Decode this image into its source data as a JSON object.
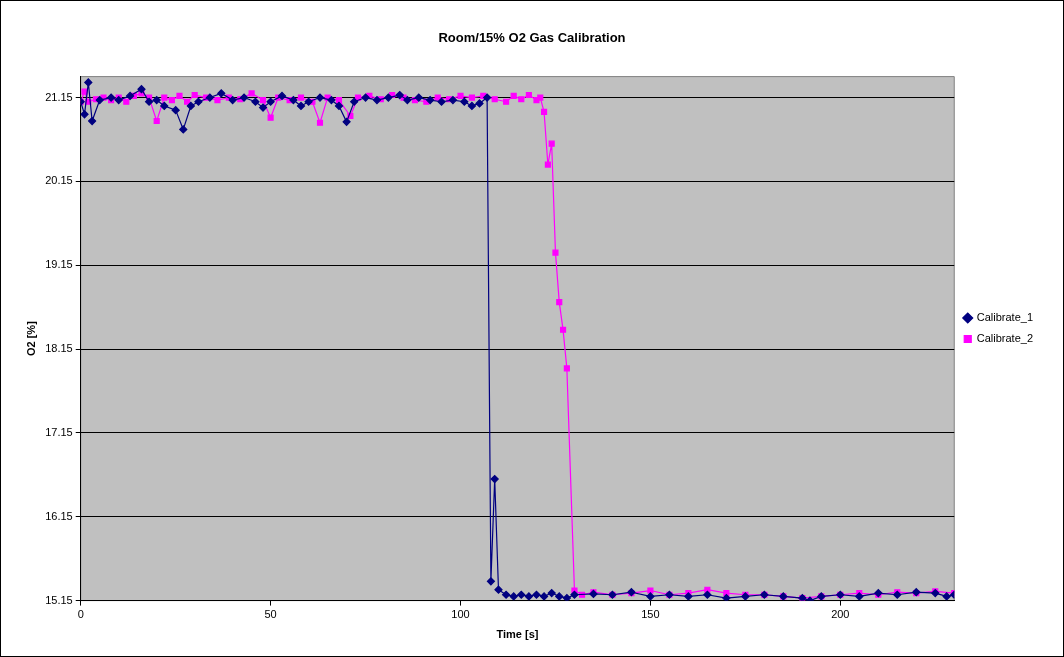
{
  "chart_data": {
    "type": "line",
    "title": "Room/15% O2 Gas Calibration",
    "xlabel": "Time [s]",
    "ylabel": "O2 [%]",
    "xlim": [
      0,
      230
    ],
    "xticks": [
      0,
      50,
      100,
      150,
      200
    ],
    "ylim": [
      15.15,
      21.4
    ],
    "yticks": [
      15.15,
      16.15,
      17.15,
      18.15,
      19.15,
      20.15,
      21.15
    ],
    "grid": "y",
    "legend": "right",
    "line_style": "solid",
    "series": [
      {
        "name": "Calibrate_1",
        "color": "#000080",
        "marker": "diamond",
        "x": [
          0,
          1,
          2,
          3,
          5,
          8,
          10,
          13,
          16,
          18,
          20,
          22,
          25,
          27,
          29,
          31,
          34,
          37,
          40,
          43,
          46,
          48,
          50,
          53,
          56,
          58,
          60,
          63,
          66,
          68,
          70,
          72,
          75,
          78,
          81,
          84,
          86,
          89,
          92,
          95,
          98,
          101,
          103,
          105,
          107,
          108,
          109,
          110,
          112,
          114,
          116,
          118,
          120,
          122,
          124,
          126,
          128,
          130,
          135,
          140,
          145,
          150,
          155,
          160,
          165,
          170,
          175,
          180,
          185,
          190,
          192,
          195,
          200,
          205,
          210,
          215,
          220,
          225,
          228,
          230
        ],
        "values": [
          21.1,
          20.95,
          21.33,
          20.87,
          21.12,
          21.15,
          21.12,
          21.17,
          21.25,
          21.1,
          21.12,
          21.05,
          21.0,
          20.77,
          21.05,
          21.1,
          21.15,
          21.2,
          21.12,
          21.15,
          21.1,
          21.03,
          21.1,
          21.17,
          21.12,
          21.05,
          21.1,
          21.15,
          21.12,
          21.05,
          20.86,
          21.1,
          21.15,
          21.12,
          21.15,
          21.18,
          21.12,
          21.15,
          21.12,
          21.1,
          21.12,
          21.1,
          21.05,
          21.08,
          21.15,
          15.38,
          16.6,
          15.28,
          15.22,
          15.2,
          15.22,
          15.2,
          15.22,
          15.2,
          15.24,
          15.2,
          15.18,
          15.22,
          15.23,
          15.22,
          15.25,
          15.2,
          15.22,
          15.2,
          15.22,
          15.18,
          15.2,
          15.22,
          15.2,
          15.18,
          15.15,
          15.2,
          15.22,
          15.2,
          15.24,
          15.22,
          15.25,
          15.24,
          15.2,
          15.22
        ]
      },
      {
        "name": "Calibrate_2",
        "color": "#ff00ff",
        "marker": "square",
        "x": [
          0,
          1,
          2,
          4,
          6,
          8,
          10,
          12,
          14,
          16,
          18,
          20,
          22,
          24,
          26,
          28,
          30,
          33,
          36,
          39,
          42,
          45,
          48,
          50,
          52,
          55,
          58,
          61,
          63,
          65,
          68,
          71,
          73,
          76,
          79,
          82,
          85,
          88,
          91,
          94,
          97,
          100,
          103,
          106,
          109,
          112,
          114,
          116,
          118,
          120,
          121,
          122,
          123,
          124,
          125,
          126,
          127,
          128,
          130,
          132,
          135,
          140,
          145,
          150,
          155,
          160,
          165,
          170,
          175,
          180,
          185,
          190,
          195,
          200,
          205,
          210,
          215,
          220,
          225,
          230
        ],
        "values": [
          21.1,
          21.22,
          21.1,
          21.13,
          21.15,
          21.12,
          21.15,
          21.1,
          21.17,
          21.2,
          21.15,
          20.87,
          21.15,
          21.12,
          21.17,
          21.1,
          21.18,
          21.15,
          21.12,
          21.15,
          21.13,
          21.2,
          21.12,
          20.91,
          21.15,
          21.12,
          21.15,
          21.1,
          20.85,
          21.15,
          21.12,
          20.93,
          21.15,
          21.17,
          21.13,
          21.18,
          21.15,
          21.12,
          21.1,
          21.15,
          21.13,
          21.17,
          21.15,
          21.17,
          21.13,
          21.1,
          21.17,
          21.13,
          21.18,
          21.12,
          21.15,
          20.98,
          20.35,
          20.6,
          19.3,
          18.71,
          18.38,
          17.92,
          15.27,
          15.22,
          15.25,
          15.22,
          15.24,
          15.27,
          15.22,
          15.24,
          15.28,
          15.24,
          15.22,
          15.22,
          15.2,
          15.18,
          15.2,
          15.22,
          15.24,
          15.22,
          15.25,
          15.24,
          15.26,
          15.24
        ]
      }
    ]
  }
}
━━━━━━━━━━━━━━━━
* _YOUR INSTRUCTIONS_: Return the whole listing, word for word, and leave out every picture.

* _TASK RESULT_:
Decode this image into its source data as a JSON object.
{
  "chart_data": {
    "type": "line",
    "title": "Room/15% O2 Gas Calibration",
    "xlabel": "Time [s]",
    "ylabel": "O2 [%]",
    "xlim": [
      0,
      230
    ],
    "xticks": [
      0,
      50,
      100,
      150,
      200
    ],
    "ylim": [
      15.15,
      21.4
    ],
    "yticks": [
      15.15,
      16.15,
      17.15,
      18.15,
      19.15,
      20.15,
      21.15
    ],
    "grid": "y",
    "legend": "right",
    "line_style": "solid",
    "series": [
      {
        "name": "Calibrate_1",
        "color": "#000080",
        "marker": "diamond",
        "x": [
          0,
          1,
          2,
          3,
          5,
          8,
          10,
          13,
          16,
          18,
          20,
          22,
          25,
          27,
          29,
          31,
          34,
          37,
          40,
          43,
          46,
          48,
          50,
          53,
          56,
          58,
          60,
          63,
          66,
          68,
          70,
          72,
          75,
          78,
          81,
          84,
          86,
          89,
          92,
          95,
          98,
          101,
          103,
          105,
          107,
          108,
          109,
          110,
          112,
          114,
          116,
          118,
          120,
          122,
          124,
          126,
          128,
          130,
          135,
          140,
          145,
          150,
          155,
          160,
          165,
          170,
          175,
          180,
          185,
          190,
          192,
          195,
          200,
          205,
          210,
          215,
          220,
          225,
          228,
          230
        ],
        "values": [
          21.1,
          20.95,
          21.33,
          20.87,
          21.12,
          21.15,
          21.12,
          21.17,
          21.25,
          21.1,
          21.12,
          21.05,
          21.0,
          20.77,
          21.05,
          21.1,
          21.15,
          21.2,
          21.12,
          21.15,
          21.1,
          21.03,
          21.1,
          21.17,
          21.12,
          21.05,
          21.1,
          21.15,
          21.12,
          21.05,
          20.86,
          21.1,
          21.15,
          21.12,
          21.15,
          21.18,
          21.12,
          21.15,
          21.12,
          21.1,
          21.12,
          21.1,
          21.05,
          21.08,
          21.15,
          15.38,
          16.6,
          15.28,
          15.22,
          15.2,
          15.22,
          15.2,
          15.22,
          15.2,
          15.24,
          15.2,
          15.18,
          15.22,
          15.23,
          15.22,
          15.25,
          15.2,
          15.22,
          15.2,
          15.22,
          15.18,
          15.2,
          15.22,
          15.2,
          15.18,
          15.15,
          15.2,
          15.22,
          15.2,
          15.24,
          15.22,
          15.25,
          15.24,
          15.2,
          15.22
        ]
      },
      {
        "name": "Calibrate_2",
        "color": "#ff00ff",
        "marker": "square",
        "x": [
          0,
          1,
          2,
          4,
          6,
          8,
          10,
          12,
          14,
          16,
          18,
          20,
          22,
          24,
          26,
          28,
          30,
          33,
          36,
          39,
          42,
          45,
          48,
          50,
          52,
          55,
          58,
          61,
          63,
          65,
          68,
          71,
          73,
          76,
          79,
          82,
          85,
          88,
          91,
          94,
          97,
          100,
          103,
          106,
          109,
          112,
          114,
          116,
          118,
          120,
          121,
          122,
          123,
          124,
          125,
          126,
          127,
          128,
          130,
          132,
          135,
          140,
          145,
          150,
          155,
          160,
          165,
          170,
          175,
          180,
          185,
          190,
          195,
          200,
          205,
          210,
          215,
          220,
          225,
          230
        ],
        "values": [
          21.1,
          21.22,
          21.1,
          21.13,
          21.15,
          21.12,
          21.15,
          21.1,
          21.17,
          21.2,
          21.15,
          20.87,
          21.15,
          21.12,
          21.17,
          21.1,
          21.18,
          21.15,
          21.12,
          21.15,
          21.13,
          21.2,
          21.12,
          20.91,
          21.15,
          21.12,
          21.15,
          21.1,
          20.85,
          21.15,
          21.12,
          20.93,
          21.15,
          21.17,
          21.13,
          21.18,
          21.15,
          21.12,
          21.1,
          21.15,
          21.13,
          21.17,
          21.15,
          21.17,
          21.13,
          21.1,
          21.17,
          21.13,
          21.18,
          21.12,
          21.15,
          20.98,
          20.35,
          20.6,
          19.3,
          18.71,
          18.38,
          17.92,
          15.27,
          15.22,
          15.25,
          15.22,
          15.24,
          15.27,
          15.22,
          15.24,
          15.28,
          15.24,
          15.22,
          15.22,
          15.2,
          15.18,
          15.2,
          15.22,
          15.24,
          15.22,
          15.25,
          15.24,
          15.26,
          15.24
        ]
      }
    ]
  }
}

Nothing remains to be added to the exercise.